Review the listing and copy each line that holds the word "from".
==============================
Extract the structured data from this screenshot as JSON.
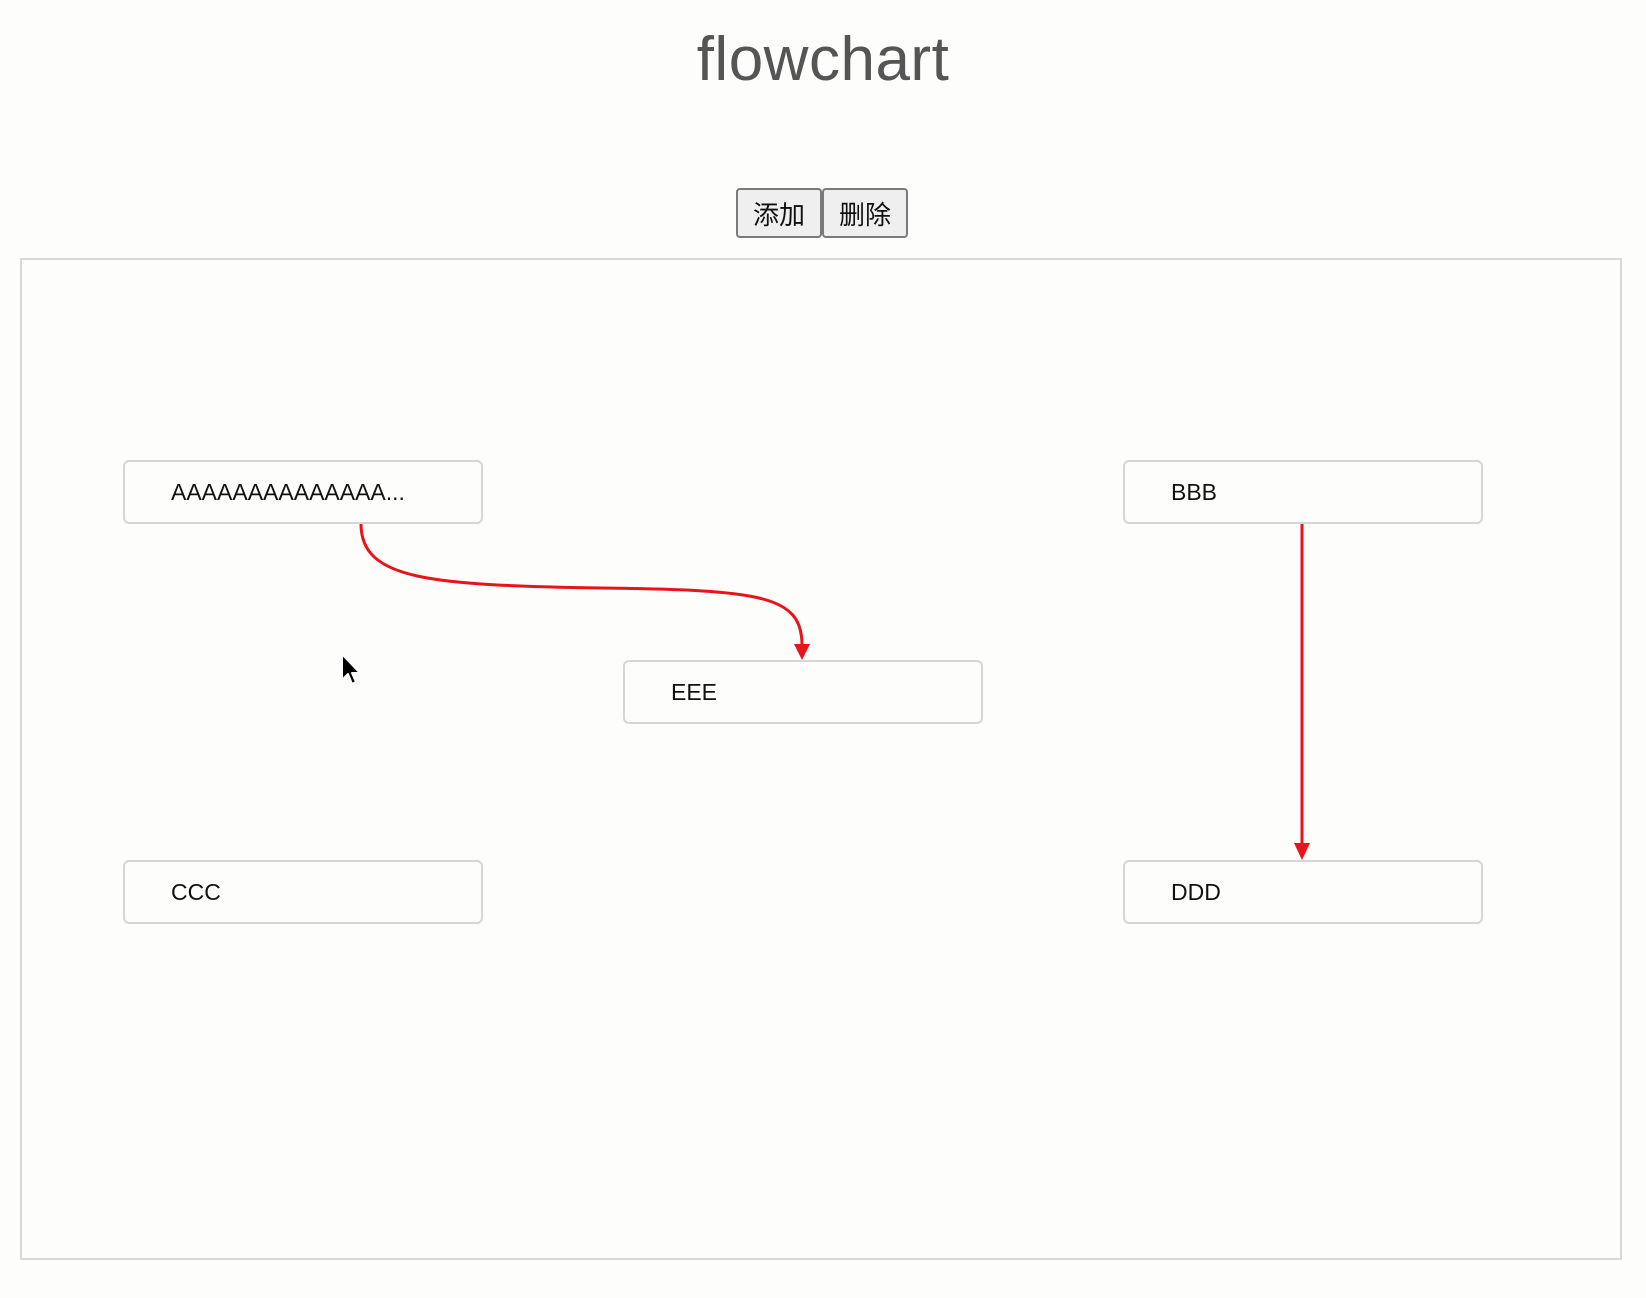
{
  "page": {
    "title": "flowchart"
  },
  "toolbar": {
    "add_label": "添加",
    "delete_label": "删除"
  },
  "nodes": [
    {
      "id": "A",
      "label": "AAAAAAAAAAAAAA..."
    },
    {
      "id": "B",
      "label": "BBB"
    },
    {
      "id": "E",
      "label": "EEE"
    },
    {
      "id": "C",
      "label": "CCC"
    },
    {
      "id": "D",
      "label": "DDD"
    }
  ],
  "edges": [
    {
      "from": "A",
      "to": "E",
      "style": "curve"
    },
    {
      "from": "B",
      "to": "D",
      "style": "straight"
    }
  ],
  "colors": {
    "edge": "#e8141b",
    "node_border": "#d6d6d6",
    "title": "#555555"
  }
}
==============================
• **Written answer**:
Extract the structured data from this screenshot as JSON.
      "from": "A",
      "from": "B",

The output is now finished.